Data items
########

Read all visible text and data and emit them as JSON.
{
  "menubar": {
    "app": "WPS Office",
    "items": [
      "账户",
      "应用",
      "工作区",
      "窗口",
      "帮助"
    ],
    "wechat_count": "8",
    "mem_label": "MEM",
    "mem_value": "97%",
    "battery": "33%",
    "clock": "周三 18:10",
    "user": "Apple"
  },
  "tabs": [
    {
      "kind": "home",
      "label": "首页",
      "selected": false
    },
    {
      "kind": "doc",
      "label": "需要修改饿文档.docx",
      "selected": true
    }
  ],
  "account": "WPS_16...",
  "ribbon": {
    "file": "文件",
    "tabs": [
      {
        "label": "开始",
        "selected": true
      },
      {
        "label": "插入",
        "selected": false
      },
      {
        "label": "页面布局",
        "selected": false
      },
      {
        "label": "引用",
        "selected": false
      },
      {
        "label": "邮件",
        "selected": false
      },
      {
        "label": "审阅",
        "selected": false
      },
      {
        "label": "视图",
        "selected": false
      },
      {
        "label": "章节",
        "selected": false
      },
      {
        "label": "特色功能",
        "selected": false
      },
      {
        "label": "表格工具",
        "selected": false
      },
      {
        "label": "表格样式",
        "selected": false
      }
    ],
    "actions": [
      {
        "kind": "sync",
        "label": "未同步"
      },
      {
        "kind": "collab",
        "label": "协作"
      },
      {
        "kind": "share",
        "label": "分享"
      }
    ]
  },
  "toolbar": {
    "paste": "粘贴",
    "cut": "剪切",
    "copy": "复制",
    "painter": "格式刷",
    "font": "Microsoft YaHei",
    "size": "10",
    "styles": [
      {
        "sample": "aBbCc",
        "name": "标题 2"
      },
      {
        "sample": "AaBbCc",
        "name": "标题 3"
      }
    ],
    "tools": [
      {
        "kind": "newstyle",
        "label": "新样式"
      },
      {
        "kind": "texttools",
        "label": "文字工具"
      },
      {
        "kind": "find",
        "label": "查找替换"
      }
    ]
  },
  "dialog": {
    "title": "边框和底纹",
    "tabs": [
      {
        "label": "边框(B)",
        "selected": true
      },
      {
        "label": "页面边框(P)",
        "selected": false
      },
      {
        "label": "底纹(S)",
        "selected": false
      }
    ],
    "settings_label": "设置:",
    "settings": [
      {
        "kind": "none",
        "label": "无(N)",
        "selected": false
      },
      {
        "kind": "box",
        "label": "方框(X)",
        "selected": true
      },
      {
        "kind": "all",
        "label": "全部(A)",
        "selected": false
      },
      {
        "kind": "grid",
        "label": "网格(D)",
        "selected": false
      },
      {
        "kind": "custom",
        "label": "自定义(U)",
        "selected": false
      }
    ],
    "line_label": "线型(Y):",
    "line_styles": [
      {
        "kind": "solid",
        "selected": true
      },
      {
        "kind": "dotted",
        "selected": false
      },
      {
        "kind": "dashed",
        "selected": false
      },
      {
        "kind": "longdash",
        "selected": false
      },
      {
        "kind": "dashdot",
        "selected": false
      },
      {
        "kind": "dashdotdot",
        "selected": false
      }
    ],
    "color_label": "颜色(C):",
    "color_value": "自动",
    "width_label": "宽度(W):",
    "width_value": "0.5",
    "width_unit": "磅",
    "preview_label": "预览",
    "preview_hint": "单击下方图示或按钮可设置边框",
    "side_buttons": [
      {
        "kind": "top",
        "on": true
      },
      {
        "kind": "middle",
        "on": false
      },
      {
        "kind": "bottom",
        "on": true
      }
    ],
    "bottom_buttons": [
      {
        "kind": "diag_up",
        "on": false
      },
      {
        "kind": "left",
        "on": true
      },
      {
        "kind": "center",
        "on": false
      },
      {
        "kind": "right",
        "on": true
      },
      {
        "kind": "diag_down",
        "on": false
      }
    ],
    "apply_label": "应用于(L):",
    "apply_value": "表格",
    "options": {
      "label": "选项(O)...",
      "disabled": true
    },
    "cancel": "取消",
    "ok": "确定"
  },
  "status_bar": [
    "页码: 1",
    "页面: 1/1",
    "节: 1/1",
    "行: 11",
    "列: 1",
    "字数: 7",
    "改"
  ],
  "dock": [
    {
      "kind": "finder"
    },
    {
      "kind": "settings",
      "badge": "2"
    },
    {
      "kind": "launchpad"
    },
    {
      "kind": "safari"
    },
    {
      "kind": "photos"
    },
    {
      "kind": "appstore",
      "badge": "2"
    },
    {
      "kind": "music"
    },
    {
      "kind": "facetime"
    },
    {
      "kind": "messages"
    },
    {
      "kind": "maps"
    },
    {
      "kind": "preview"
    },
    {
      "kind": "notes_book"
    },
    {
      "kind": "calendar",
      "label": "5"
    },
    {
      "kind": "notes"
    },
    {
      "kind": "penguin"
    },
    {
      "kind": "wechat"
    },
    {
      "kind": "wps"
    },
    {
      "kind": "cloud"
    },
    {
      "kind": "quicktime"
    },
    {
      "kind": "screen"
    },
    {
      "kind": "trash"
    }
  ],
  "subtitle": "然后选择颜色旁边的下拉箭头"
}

########

Retype each record exactly, leaving nothing out.

Read all visible text and data and emit them as JSON.
{
  "menubar": {
    "app": "WPS Office",
    "items": [
      "账户",
      "应用",
      "工作区",
      "窗口",
      "帮助"
    ],
    "wechat_count": "8",
    "mem_label": "MEM",
    "mem_value": "97%",
    "battery": "33%",
    "clock": "周三 18:10",
    "user": "Apple"
  },
  "tabs": [
    {
      "kind": "home",
      "label": "首页",
      "selected": false
    },
    {
      "kind": "doc",
      "label": "需要修改饿文档.docx",
      "selected": true
    }
  ],
  "account": "WPS_16...",
  "ribbon": {
    "file": "文件",
    "tabs": [
      {
        "label": "开始",
        "selected": true
      },
      {
        "label": "插入",
        "selected": false
      },
      {
        "label": "页面布局",
        "selected": false
      },
      {
        "label": "引用",
        "selected": false
      },
      {
        "label": "邮件",
        "selected": false
      },
      {
        "label": "审阅",
        "selected": false
      },
      {
        "label": "视图",
        "selected": false
      },
      {
        "label": "章节",
        "selected": false
      },
      {
        "label": "特色功能",
        "selected": false
      },
      {
        "label": "表格工具",
        "selected": false
      },
      {
        "label": "表格样式",
        "selected": false
      }
    ],
    "actions": [
      {
        "kind": "sync",
        "label": "未同步"
      },
      {
        "kind": "collab",
        "label": "协作"
      },
      {
        "kind": "share",
        "label": "分享"
      }
    ]
  },
  "toolbar": {
    "paste": "粘贴",
    "cut": "剪切",
    "copy": "复制",
    "painter": "格式刷",
    "font": "Microsoft YaHei",
    "size": "10",
    "styles": [
      {
        "sample": "aBbCc",
        "name": "标题 2"
      },
      {
        "sample": "AaBbCc",
        "name": "标题 3"
      }
    ],
    "tools": [
      {
        "kind": "newstyle",
        "label": "新样式"
      },
      {
        "kind": "texttools",
        "label": "文字工具"
      },
      {
        "kind": "find",
        "label": "查找替换"
      }
    ]
  },
  "dialog": {
    "title": "边框和底纹",
    "tabs": [
      {
        "label": "边框(B)",
        "selected": true
      },
      {
        "label": "页面边框(P)",
        "selected": false
      },
      {
        "label": "底纹(S)",
        "selected": false
      }
    ],
    "settings_label": "设置:",
    "settings": [
      {
        "kind": "none",
        "label": "无(N)",
        "selected": false
      },
      {
        "kind": "box",
        "label": "方框(X)",
        "selected": true
      },
      {
        "kind": "all",
        "label": "全部(A)",
        "selected": false
      },
      {
        "kind": "grid",
        "label": "网格(D)",
        "selected": false
      },
      {
        "kind": "custom",
        "label": "自定义(U)",
        "selected": false
      }
    ],
    "line_label": "线型(Y):",
    "line_styles": [
      {
        "kind": "solid",
        "selected": true
      },
      {
        "kind": "dotted",
        "selected": false
      },
      {
        "kind": "dashed",
        "selected": false
      },
      {
        "kind": "longdash",
        "selected": false
      },
      {
        "kind": "dashdot",
        "selected": false
      },
      {
        "kind": "dashdotdot",
        "selected": false
      }
    ],
    "color_label": "颜色(C):",
    "color_value": "自动",
    "width_label": "宽度(W):",
    "width_value": "0.5",
    "width_unit": "磅",
    "preview_label": "预览",
    "preview_hint": "单击下方图示或按钮可设置边框",
    "side_buttons": [
      {
        "kind": "top",
        "on": true
      },
      {
        "kind": "middle",
        "on": false
      },
      {
        "kind": "bottom",
        "on": true
      }
    ],
    "bottom_buttons": [
      {
        "kind": "diag_up",
        "on": false
      },
      {
        "kind": "left",
        "on": true
      },
      {
        "kind": "center",
        "on": false
      },
      {
        "kind": "right",
        "on": true
      },
      {
        "kind": "diag_down",
        "on": false
      }
    ],
    "apply_label": "应用于(L):",
    "apply_value": "表格",
    "options": {
      "label": "选项(O)...",
      "disabled": true
    },
    "cancel": "取消",
    "ok": "确定"
  },
  "status_bar": [
    "页码: 1",
    "页面: 1/1",
    "节: 1/1",
    "行: 11",
    "列: 1",
    "字数: 7",
    "改"
  ],
  "dock": [
    {
      "kind": "finder"
    },
    {
      "kind": "settings",
      "badge": "2"
    },
    {
      "kind": "launchpad"
    },
    {
      "kind": "safari"
    },
    {
      "kind": "photos"
    },
    {
      "kind": "appstore",
      "badge": "2"
    },
    {
      "kind": "music"
    },
    {
      "kind": "facetime"
    },
    {
      "kind": "messages"
    },
    {
      "kind": "maps"
    },
    {
      "kind": "preview"
    },
    {
      "kind": "notes_book"
    },
    {
      "kind": "calendar",
      "label": "5"
    },
    {
      "kind": "notes"
    },
    {
      "kind": "penguin"
    },
    {
      "kind": "wechat"
    },
    {
      "kind": "wps"
    },
    {
      "kind": "cloud"
    },
    {
      "kind": "quicktime"
    },
    {
      "kind": "screen"
    },
    {
      "kind": "trash"
    }
  ],
  "subtitle": "然后选择颜色旁边的下拉箭头"
}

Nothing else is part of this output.